--- START ---

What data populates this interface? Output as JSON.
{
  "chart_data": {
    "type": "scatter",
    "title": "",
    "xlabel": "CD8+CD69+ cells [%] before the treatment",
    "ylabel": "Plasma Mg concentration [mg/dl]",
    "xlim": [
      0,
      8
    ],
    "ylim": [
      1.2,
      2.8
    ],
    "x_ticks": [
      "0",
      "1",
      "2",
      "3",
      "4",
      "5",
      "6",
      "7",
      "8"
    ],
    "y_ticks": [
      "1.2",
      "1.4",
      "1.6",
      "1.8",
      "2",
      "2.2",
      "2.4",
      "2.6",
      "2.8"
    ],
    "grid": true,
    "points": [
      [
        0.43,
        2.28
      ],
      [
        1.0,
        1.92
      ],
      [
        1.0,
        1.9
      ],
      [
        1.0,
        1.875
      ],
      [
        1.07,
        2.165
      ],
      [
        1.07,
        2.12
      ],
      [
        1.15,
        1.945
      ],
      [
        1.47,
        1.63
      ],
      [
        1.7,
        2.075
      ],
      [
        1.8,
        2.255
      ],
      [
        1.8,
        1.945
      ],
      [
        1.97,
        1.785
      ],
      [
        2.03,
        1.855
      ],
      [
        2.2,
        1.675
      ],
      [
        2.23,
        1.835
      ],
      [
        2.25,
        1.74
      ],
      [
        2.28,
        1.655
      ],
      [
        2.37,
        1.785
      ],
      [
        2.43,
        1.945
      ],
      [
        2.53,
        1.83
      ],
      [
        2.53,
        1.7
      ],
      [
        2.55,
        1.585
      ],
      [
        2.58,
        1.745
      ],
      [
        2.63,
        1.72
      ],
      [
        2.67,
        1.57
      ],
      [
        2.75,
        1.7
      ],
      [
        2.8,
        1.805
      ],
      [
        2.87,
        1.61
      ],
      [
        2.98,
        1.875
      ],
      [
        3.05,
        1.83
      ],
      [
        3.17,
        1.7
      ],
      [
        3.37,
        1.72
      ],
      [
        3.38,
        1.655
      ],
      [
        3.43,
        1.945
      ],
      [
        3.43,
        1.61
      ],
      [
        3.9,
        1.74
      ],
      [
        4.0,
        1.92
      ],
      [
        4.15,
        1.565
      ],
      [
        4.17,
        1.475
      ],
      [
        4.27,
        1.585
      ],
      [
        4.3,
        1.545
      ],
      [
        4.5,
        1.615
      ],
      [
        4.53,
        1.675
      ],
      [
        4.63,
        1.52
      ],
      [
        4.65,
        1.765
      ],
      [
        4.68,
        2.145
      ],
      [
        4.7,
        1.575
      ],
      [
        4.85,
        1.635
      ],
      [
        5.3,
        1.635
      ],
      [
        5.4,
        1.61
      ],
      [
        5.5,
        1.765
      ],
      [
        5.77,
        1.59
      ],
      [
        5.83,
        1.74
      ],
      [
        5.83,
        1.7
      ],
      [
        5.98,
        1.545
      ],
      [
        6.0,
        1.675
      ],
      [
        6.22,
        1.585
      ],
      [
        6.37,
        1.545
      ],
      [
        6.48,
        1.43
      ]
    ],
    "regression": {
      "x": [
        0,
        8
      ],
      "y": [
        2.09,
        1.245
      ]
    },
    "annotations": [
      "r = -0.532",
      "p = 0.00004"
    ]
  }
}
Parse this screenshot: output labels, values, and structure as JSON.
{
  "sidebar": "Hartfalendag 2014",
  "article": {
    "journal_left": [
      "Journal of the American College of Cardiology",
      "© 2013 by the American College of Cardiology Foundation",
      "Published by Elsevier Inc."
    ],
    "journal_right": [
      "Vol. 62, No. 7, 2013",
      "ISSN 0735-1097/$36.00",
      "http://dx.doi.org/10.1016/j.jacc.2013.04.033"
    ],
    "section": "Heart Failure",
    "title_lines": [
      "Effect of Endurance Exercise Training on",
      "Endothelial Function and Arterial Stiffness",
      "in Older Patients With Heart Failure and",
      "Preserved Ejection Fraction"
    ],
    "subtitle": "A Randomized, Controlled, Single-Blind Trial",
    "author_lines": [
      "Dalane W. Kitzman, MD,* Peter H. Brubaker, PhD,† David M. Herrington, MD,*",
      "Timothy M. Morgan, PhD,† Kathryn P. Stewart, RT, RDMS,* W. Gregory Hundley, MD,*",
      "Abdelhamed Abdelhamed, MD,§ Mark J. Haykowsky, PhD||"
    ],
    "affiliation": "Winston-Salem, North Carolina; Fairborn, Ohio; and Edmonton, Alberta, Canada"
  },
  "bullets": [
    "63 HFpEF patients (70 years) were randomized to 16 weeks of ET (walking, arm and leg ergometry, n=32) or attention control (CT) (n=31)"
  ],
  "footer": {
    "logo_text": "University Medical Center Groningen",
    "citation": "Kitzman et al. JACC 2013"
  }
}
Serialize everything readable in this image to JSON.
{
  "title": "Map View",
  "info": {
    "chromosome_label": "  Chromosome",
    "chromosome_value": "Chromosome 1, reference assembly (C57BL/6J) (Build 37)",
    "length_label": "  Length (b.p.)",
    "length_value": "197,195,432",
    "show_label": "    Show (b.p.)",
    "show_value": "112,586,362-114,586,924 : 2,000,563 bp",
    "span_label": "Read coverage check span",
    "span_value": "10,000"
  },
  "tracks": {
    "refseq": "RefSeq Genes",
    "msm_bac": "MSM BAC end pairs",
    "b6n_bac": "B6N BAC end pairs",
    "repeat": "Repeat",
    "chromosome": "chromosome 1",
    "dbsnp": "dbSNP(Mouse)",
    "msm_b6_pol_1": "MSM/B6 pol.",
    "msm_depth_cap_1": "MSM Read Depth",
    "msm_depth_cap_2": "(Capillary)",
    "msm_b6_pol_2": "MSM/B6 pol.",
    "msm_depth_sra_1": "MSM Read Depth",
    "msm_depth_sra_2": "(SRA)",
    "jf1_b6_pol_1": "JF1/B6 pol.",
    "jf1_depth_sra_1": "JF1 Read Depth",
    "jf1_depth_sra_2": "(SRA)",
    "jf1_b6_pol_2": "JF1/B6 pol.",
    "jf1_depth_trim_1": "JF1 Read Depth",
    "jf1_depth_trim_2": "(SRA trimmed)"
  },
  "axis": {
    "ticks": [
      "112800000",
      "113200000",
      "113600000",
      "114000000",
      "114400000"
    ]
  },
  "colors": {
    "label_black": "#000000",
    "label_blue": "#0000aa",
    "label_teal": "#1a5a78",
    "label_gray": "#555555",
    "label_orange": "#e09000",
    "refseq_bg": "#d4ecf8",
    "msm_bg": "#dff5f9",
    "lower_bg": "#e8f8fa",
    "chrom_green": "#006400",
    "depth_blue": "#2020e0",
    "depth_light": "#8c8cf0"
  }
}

--- END ---

Restate each line of the records above without any deviation.

What data populates this interface? Output as JSON.
{
  "chart_data": {
    "type": "scatter",
    "title": "",
    "xlabel": "CD8+CD69+ cells [%] before the treatment",
    "ylabel": "Plasma Mg concentration [mg/dl]",
    "xlim": [
      0,
      8
    ],
    "ylim": [
      1.2,
      2.8
    ],
    "x_ticks": [
      "0",
      "1",
      "2",
      "3",
      "4",
      "5",
      "6",
      "7",
      "8"
    ],
    "y_ticks": [
      "1.2",
      "1.4",
      "1.6",
      "1.8",
      "2",
      "2.2",
      "2.4",
      "2.6",
      "2.8"
    ],
    "grid": true,
    "points": [
      [
        0.43,
        2.28
      ],
      [
        1.0,
        1.92
      ],
      [
        1.0,
        1.9
      ],
      [
        1.0,
        1.875
      ],
      [
        1.07,
        2.165
      ],
      [
        1.07,
        2.12
      ],
      [
        1.15,
        1.945
      ],
      [
        1.47,
        1.63
      ],
      [
        1.7,
        2.075
      ],
      [
        1.8,
        2.255
      ],
      [
        1.8,
        1.945
      ],
      [
        1.97,
        1.785
      ],
      [
        2.03,
        1.855
      ],
      [
        2.2,
        1.675
      ],
      [
        2.23,
        1.835
      ],
      [
        2.25,
        1.74
      ],
      [
        2.28,
        1.655
      ],
      [
        2.37,
        1.785
      ],
      [
        2.43,
        1.945
      ],
      [
        2.53,
        1.83
      ],
      [
        2.53,
        1.7
      ],
      [
        2.55,
        1.585
      ],
      [
        2.58,
        1.745
      ],
      [
        2.63,
        1.72
      ],
      [
        2.67,
        1.57
      ],
      [
        2.75,
        1.7
      ],
      [
        2.8,
        1.805
      ],
      [
        2.87,
        1.61
      ],
      [
        2.98,
        1.875
      ],
      [
        3.05,
        1.83
      ],
      [
        3.17,
        1.7
      ],
      [
        3.37,
        1.72
      ],
      [
        3.38,
        1.655
      ],
      [
        3.43,
        1.945
      ],
      [
        3.43,
        1.61
      ],
      [
        3.9,
        1.74
      ],
      [
        4.0,
        1.92
      ],
      [
        4.15,
        1.565
      ],
      [
        4.17,
        1.475
      ],
      [
        4.27,
        1.585
      ],
      [
        4.3,
        1.545
      ],
      [
        4.5,
        1.615
      ],
      [
        4.53,
        1.675
      ],
      [
        4.63,
        1.52
      ],
      [
        4.65,
        1.765
      ],
      [
        4.68,
        2.145
      ],
      [
        4.7,
        1.575
      ],
      [
        4.85,
        1.635
      ],
      [
        5.3,
        1.635
      ],
      [
        5.4,
        1.61
      ],
      [
        5.5,
        1.765
      ],
      [
        5.77,
        1.59
      ],
      [
        5.83,
        1.74
      ],
      [
        5.83,
        1.7
      ],
      [
        5.98,
        1.545
      ],
      [
        6.0,
        1.675
      ],
      [
        6.22,
        1.585
      ],
      [
        6.37,
        1.545
      ],
      [
        6.48,
        1.43
      ]
    ],
    "regression": {
      "x": [
        0,
        8
      ],
      "y": [
        2.09,
        1.245
      ]
    },
    "annotations": [
      "r = -0.532",
      "p = 0.00004"
    ]
  }
}
Parse this screenshot: output labels, values, and structure as JSON.
{
  "sidebar": "Hartfalendag 2014",
  "article": {
    "journal_left": [
      "Journal of the American College of Cardiology",
      "© 2013 by the American College of Cardiology Foundation",
      "Published by Elsevier Inc."
    ],
    "journal_right": [
      "Vol. 62, No. 7, 2013",
      "ISSN 0735-1097/$36.00",
      "http://dx.doi.org/10.1016/j.jacc.2013.04.033"
    ],
    "section": "Heart Failure",
    "title_lines": [
      "Effect of Endurance Exercise Training on",
      "Endothelial Function and Arterial Stiffness",
      "in Older Patients With Heart Failure and",
      "Preserved Ejection Fraction"
    ],
    "subtitle": "A Randomized, Controlled, Single-Blind Trial",
    "author_lines": [
      "Dalane W. Kitzman, MD,* Peter H. Brubaker, PhD,† David M. Herrington, MD,*",
      "Timothy M. Morgan, PhD,† Kathryn P. Stewart, RT, RDMS,* W. Gregory Hundley, MD,*",
      "Abdelhamed Abdelhamed, MD,§ Mark J. Haykowsky, PhD||"
    ],
    "affiliation": "Winston-Salem, North Carolina; Fairborn, Ohio; and Edmonton, Alberta, Canada"
  },
  "bullets": [
    "63 HFpEF patients (70 years) were randomized to 16 weeks of ET (walking, arm and leg ergometry, n=32) or attention control (CT) (n=31)"
  ],
  "footer": {
    "logo_text": "University Medical Center Groningen",
    "citation": "Kitzman et al. JACC 2013"
  }
}
Serialize everything readable in this image to JSON.
{
  "title": "Map View",
  "info": {
    "chromosome_label": "  Chromosome",
    "chromosome_value": "Chromosome 1, reference assembly (C57BL/6J) (Build 37)",
    "length_label": "  Length (b.p.)",
    "length_value": "197,195,432",
    "show_label": "    Show (b.p.)",
    "show_value": "112,586,362-114,586,924 : 2,000,563 bp",
    "span_label": "Read coverage check span",
    "span_value": "10,000"
  },
  "tracks": {
    "refseq": "RefSeq Genes",
    "msm_bac": "MSM BAC end pairs",
    "b6n_bac": "B6N BAC end pairs",
    "repeat": "Repeat",
    "chromosome": "chromosome 1",
    "dbsnp": "dbSNP(Mouse)",
    "msm_b6_pol_1": "MSM/B6 pol.",
    "msm_depth_cap_1": "MSM Read Depth",
    "msm_depth_cap_2": "(Capillary)",
    "msm_b6_pol_2": "MSM/B6 pol.",
    "msm_depth_sra_1": "MSM Read Depth",
    "msm_depth_sra_2": "(SRA)",
    "jf1_b6_pol_1": "JF1/B6 pol.",
    "jf1_depth_sra_1": "JF1 Read Depth",
    "jf1_depth_sra_2": "(SRA)",
    "jf1_b6_pol_2": "JF1/B6 pol.",
    "jf1_depth_trim_1": "JF1 Read Depth",
    "jf1_depth_trim_2": "(SRA trimmed)"
  },
  "axis": {
    "ticks": [
      "112800000",
      "113200000",
      "113600000",
      "114000000",
      "114400000"
    ]
  },
  "colors": {
    "label_black": "#000000",
    "label_blue": "#0000aa",
    "label_teal": "#1a5a78",
    "label_gray": "#555555",
    "label_orange": "#e09000",
    "refseq_bg": "#d4ecf8",
    "msm_bg": "#dff5f9",
    "lower_bg": "#e8f8fa",
    "chrom_green": "#006400",
    "depth_blue": "#2020e0",
    "depth_light": "#8c8cf0"
  }
}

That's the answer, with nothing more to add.